Each entry needs to be restated exactly as written.
====== Recorded information
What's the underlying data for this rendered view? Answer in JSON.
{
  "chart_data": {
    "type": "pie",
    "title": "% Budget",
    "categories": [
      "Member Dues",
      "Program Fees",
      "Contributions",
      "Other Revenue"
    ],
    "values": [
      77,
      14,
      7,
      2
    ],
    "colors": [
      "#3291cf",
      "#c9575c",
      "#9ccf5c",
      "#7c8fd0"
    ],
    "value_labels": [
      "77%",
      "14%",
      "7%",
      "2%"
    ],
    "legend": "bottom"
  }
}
============
Correct output —
What's the underlying data for this rendered view? Answer in JSON.
{
  "chart_data": {
    "type": "pie",
    "title": "% Budget",
    "categories": [
      "Member Dues",
      "Program Fees",
      "Contributions",
      "Other Revenue"
    ],
    "values": [
      77,
      14,
      7,
      2
    ],
    "colors": [
      "#3291cf",
      "#c9575c",
      "#9ccf5c",
      "#7c8fd0"
    ],
    "value_labels": [
      "77%",
      "14%",
      "7%",
      "2%"
    ],
    "legend": "bottom"
  }
}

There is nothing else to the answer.